**Requirements**
1. In the text on the JOBS Act and Rule 506, on what date did President Obama sign the JOBS Act into law?
2. Continue the text on the JOBS Act and Rule 506 after its last sentence.

**Text provided**
+ + +
On April 5, 2012, President Obama signed into law the Jumpstart Our Business Startups Act (the “JOBS Act”), which was designed to facilitate the raising of capital by small businesses. Section 201(a) of the JOBS Act called for a significant relaxation of the current restrictions on general solicitation and general advertising (hereinafter referred to together as “general solicitation”) in connection with private offerings made pursuant to Rule 506 of Regulation D of the Securities Act of 1933, as amended (the “Securities Act”). Recently, the Securities and Exchange Commission (SEC) proposed amendments to Rule 506 (the “Proposed Amendments”) to implement these changes mandated by the JOBS Act.

Currently, issuers of securities (including hedge funds, venture capital funds, private equity funds and privately offered managed futures funds (hereinafter referred to together as “private funds”)) are prohibited from making any general solicitation of investors in connection with an offering of their securities unless the securities being offered are registered with the SEC pursuant to the Securities Act. Rule 506 (upon which private funds frequently rely) offers issuers a safe harbor from registration, provided that they do not engage in any type of general solicitation and instead market such offerings only to individuals with whom the issuer has a prior existing relationship.

The JOBS Act and the Proposed Amendments loosen these current restrictions by allowing issuers that rely on Rule 506, including private funds, to publicly advertise the sale of their securities and engage in other forms of general solicitation without needing to register the securities being offered with the SEC.
+ + +
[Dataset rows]
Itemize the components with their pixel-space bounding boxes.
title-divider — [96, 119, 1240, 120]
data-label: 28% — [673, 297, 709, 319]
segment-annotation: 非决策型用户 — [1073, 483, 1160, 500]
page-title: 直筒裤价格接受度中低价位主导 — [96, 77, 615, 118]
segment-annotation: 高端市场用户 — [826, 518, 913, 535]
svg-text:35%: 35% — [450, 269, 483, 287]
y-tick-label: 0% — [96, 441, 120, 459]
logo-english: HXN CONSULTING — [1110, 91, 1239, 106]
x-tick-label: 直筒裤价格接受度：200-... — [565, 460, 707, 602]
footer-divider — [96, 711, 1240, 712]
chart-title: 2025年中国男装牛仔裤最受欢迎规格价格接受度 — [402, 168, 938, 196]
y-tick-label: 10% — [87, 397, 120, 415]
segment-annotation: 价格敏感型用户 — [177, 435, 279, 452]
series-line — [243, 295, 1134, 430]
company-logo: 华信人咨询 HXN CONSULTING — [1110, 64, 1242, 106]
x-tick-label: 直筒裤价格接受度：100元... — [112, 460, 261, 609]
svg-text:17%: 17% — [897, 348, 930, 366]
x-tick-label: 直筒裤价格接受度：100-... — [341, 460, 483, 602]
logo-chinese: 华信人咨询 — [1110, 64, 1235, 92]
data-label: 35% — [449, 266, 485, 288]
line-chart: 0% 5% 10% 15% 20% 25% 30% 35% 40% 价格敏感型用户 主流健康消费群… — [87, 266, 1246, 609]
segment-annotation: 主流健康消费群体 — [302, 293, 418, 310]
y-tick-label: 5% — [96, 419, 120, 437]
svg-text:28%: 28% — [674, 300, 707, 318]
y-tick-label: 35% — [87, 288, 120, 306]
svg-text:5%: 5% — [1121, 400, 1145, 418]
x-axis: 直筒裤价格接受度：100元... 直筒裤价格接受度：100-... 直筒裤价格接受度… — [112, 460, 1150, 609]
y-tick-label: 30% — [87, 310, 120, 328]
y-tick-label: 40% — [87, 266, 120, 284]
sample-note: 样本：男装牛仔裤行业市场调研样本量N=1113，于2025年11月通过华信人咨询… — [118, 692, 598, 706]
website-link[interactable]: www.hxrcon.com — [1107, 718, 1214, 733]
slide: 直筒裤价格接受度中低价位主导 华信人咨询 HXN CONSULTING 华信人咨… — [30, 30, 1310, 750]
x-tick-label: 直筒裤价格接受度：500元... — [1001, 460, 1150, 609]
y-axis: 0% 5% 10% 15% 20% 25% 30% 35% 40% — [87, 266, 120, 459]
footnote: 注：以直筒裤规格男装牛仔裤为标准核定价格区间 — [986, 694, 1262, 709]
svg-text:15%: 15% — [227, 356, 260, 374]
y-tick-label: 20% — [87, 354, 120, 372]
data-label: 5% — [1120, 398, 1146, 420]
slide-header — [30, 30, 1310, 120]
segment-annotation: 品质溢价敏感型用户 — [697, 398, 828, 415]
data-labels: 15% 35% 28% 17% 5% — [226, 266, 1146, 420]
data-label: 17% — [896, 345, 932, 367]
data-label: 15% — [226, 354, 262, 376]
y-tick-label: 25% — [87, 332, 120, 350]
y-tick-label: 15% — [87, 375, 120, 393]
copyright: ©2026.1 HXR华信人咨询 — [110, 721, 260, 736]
+ + +
**Answers below**
1. April 5, 2012.

2.
Rule 506

Under the Proposed Amendments, issuers of securities will be permitted to communicate freely with potential investors to raise capital, including through the use of general solicitation, as set forth in new Rule 506(c). Pursuant to this new rule, general solicitation will be permitted by an issuer provided that (1) the issuer takes reasonable steps to verify that each purchaser qualifies as an “accredited investor” as defined in Regulation D of the Securities Act and (2) either (A) the purchaser actually qualifies as an accredited investor or (B) the issuer reasonably believes that the investor falls within one of the accredited investor categories at the time of purchase.

In drafting the Proposed Amendments, the SEC declined to specify what steps would be considered reasonable in verifying the accredited investor status of a purchaser. Instead, the SEC said that whether or not steps taken in verifying accredited investor status were reasonable would be an objective determination made on a case-by-case basis, dependent upon the facts and circumstances of each transaction. The SEC did set forth a brief, non-exclusive set of factors that should be taken into consideration (considering the circumstances), which include:

  • the nature of the purchaser and the type of accredited investor the purchaser claims to be;
  • the amount and type of information the issuer has regarding the purchaser; and
  • the nature of the offering, meaning: (i) the manner in which the purchaser was solicited to participate in the offering and (ii) the terms of the offering, such as minimum investment amount.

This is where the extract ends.